> [WHAT THIS TASK INVOLVES] Gather up the lines that contain "color".

Collected data:
▶

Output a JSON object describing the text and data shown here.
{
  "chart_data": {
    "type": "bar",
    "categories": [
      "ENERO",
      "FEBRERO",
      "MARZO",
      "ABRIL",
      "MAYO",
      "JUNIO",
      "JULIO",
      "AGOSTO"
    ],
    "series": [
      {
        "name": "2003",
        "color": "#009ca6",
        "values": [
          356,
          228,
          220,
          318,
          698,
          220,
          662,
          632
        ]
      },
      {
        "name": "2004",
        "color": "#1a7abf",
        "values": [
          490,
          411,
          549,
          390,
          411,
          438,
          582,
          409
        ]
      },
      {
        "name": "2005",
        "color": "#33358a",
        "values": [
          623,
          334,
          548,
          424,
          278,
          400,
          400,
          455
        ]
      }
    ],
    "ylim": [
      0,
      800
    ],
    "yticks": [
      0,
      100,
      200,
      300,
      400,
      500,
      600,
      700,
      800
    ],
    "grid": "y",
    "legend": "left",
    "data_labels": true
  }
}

◀

> [OUTPUT OF THE EXERCISE]
        "color": "#009ca6",
        "color": "#1a7abf",
        "color": "#33358a",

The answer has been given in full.